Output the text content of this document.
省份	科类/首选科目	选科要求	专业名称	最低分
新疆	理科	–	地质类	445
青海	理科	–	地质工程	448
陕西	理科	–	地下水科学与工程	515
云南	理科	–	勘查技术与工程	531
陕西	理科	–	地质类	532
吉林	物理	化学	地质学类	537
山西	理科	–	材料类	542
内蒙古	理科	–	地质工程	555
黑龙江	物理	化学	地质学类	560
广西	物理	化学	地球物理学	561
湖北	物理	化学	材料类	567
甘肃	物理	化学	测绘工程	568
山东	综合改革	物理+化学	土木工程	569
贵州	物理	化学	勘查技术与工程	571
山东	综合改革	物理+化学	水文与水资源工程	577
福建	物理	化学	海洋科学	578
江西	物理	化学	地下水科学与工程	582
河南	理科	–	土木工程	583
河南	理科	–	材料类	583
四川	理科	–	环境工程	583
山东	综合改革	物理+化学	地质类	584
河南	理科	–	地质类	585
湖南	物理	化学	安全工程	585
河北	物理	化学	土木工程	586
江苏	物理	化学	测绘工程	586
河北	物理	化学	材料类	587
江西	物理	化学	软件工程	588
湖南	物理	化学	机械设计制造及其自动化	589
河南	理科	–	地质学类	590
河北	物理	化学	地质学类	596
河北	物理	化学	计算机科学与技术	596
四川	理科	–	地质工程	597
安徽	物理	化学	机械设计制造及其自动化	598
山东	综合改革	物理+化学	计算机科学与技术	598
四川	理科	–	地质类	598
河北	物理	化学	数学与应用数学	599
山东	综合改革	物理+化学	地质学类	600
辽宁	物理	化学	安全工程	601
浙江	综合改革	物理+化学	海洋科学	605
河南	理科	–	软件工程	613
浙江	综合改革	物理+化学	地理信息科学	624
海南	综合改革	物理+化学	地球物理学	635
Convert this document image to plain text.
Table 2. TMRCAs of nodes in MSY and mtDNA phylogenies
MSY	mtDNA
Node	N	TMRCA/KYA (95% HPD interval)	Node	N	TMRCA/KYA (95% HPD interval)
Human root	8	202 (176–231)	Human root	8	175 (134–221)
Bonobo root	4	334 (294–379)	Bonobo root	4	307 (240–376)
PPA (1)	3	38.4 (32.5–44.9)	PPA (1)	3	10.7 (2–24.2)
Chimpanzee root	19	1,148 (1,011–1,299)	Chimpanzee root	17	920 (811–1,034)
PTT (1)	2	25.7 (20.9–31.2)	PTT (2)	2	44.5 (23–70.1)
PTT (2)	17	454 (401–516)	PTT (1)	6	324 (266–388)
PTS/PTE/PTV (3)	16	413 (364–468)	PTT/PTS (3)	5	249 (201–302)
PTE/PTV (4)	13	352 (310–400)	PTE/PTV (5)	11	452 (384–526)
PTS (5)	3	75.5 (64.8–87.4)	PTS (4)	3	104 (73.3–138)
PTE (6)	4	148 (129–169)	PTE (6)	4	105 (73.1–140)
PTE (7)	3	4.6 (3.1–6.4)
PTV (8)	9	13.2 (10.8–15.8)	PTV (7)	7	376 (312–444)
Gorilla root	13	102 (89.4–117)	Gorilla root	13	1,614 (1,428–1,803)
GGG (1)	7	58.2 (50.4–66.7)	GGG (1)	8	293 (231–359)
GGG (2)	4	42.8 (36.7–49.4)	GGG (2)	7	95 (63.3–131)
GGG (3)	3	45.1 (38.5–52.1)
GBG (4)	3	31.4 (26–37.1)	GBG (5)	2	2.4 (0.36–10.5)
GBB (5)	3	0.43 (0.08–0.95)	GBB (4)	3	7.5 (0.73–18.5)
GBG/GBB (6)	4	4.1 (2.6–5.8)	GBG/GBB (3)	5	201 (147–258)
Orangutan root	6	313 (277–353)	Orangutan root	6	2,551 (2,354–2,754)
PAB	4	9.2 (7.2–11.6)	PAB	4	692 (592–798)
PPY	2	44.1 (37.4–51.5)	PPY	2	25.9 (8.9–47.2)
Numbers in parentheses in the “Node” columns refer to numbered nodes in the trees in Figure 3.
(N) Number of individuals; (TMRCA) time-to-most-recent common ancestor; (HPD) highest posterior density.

-=-=-=-=-

### Aim
List the lines that contain the word "root".

### Worked solution
Human root	8	202 (176–231)	Human root	8	175 (134–221)
Bonobo root	4	334 (294–379)	Bonobo root	4	307 (240–376)
Chimpanzee root	19	1,148 (1,011–1,299)	Chimpanzee root	17	920 (811–1,034)
Gorilla root	13	102 (89.4–117)	Gorilla root	13	1,614 (1,428–1,803)
Orangutan root	6	313 (277–353)	Orangutan root	6	2,551 (2,354–2,754)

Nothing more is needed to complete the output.